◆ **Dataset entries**
-------
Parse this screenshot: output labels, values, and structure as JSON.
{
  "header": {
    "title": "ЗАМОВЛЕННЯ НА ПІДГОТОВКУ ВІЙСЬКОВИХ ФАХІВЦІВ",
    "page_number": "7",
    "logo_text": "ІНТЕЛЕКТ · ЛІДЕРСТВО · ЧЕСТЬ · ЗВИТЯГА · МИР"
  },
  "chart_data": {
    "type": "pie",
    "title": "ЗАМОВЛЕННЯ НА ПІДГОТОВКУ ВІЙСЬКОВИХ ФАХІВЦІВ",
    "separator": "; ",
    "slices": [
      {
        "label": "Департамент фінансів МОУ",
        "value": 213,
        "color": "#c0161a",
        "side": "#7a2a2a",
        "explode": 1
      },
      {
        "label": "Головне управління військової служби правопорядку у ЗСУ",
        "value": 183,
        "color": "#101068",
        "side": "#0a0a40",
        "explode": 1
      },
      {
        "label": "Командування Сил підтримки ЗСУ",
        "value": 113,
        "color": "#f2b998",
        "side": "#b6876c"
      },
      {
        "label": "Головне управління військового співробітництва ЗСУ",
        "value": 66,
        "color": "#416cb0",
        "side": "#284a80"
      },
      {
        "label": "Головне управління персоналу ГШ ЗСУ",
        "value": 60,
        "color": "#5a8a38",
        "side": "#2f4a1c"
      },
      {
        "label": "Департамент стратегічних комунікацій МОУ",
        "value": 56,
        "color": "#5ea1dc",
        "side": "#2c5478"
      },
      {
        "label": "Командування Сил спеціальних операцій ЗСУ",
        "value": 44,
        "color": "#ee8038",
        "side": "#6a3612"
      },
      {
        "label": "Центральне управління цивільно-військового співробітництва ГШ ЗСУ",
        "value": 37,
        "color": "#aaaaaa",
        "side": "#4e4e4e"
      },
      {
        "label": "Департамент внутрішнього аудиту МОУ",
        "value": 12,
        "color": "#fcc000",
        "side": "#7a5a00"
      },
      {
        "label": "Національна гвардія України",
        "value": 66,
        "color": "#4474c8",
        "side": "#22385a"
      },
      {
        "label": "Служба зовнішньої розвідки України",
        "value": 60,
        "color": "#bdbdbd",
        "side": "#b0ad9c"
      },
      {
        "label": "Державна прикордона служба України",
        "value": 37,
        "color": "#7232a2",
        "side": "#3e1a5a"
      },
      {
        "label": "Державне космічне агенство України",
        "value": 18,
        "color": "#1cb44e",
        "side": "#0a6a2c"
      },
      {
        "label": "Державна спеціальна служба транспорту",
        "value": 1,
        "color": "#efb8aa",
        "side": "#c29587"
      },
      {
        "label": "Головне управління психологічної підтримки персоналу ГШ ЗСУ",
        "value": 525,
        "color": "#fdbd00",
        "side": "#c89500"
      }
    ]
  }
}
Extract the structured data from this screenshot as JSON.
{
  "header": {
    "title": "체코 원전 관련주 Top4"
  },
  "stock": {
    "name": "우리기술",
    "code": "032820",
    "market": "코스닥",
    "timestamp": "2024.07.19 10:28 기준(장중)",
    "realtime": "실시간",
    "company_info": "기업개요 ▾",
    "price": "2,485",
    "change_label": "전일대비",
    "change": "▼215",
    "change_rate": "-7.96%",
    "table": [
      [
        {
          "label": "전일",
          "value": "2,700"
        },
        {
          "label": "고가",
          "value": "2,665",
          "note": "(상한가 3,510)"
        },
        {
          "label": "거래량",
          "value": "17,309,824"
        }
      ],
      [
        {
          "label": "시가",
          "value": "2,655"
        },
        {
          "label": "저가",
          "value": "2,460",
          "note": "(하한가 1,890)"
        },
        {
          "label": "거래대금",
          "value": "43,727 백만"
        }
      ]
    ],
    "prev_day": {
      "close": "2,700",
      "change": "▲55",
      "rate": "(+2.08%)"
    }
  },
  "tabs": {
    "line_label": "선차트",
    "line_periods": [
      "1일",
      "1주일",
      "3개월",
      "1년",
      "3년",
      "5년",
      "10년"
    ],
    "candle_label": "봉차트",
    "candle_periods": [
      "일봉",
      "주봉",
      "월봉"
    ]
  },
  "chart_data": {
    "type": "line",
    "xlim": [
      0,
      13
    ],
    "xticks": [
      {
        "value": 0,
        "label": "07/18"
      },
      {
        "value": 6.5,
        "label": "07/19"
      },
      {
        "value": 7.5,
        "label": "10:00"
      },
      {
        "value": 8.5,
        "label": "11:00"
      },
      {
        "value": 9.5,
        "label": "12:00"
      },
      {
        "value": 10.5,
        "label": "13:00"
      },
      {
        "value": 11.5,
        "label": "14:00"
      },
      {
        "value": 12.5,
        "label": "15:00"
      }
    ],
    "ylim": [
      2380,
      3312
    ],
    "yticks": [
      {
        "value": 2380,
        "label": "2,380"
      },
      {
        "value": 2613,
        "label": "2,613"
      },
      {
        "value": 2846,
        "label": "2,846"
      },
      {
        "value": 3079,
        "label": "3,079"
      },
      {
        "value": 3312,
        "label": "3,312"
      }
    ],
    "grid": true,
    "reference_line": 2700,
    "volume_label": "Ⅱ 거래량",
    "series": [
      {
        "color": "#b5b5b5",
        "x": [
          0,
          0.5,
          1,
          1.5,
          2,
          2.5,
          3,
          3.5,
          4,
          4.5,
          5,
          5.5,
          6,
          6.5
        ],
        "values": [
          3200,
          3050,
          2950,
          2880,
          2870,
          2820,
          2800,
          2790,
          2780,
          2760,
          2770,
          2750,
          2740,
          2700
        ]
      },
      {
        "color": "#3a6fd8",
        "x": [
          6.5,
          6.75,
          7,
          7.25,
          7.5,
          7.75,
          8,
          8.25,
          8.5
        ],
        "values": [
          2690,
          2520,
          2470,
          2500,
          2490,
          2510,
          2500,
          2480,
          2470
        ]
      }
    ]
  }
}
-------
◆ **Goal**
Identify the lines of the data that contain the word "JSON". Copy each of them.

◆ **Result**
Parse this screenshot: output labels, values, and structure as JSON.
Extract the structured data from this screenshot as JSON.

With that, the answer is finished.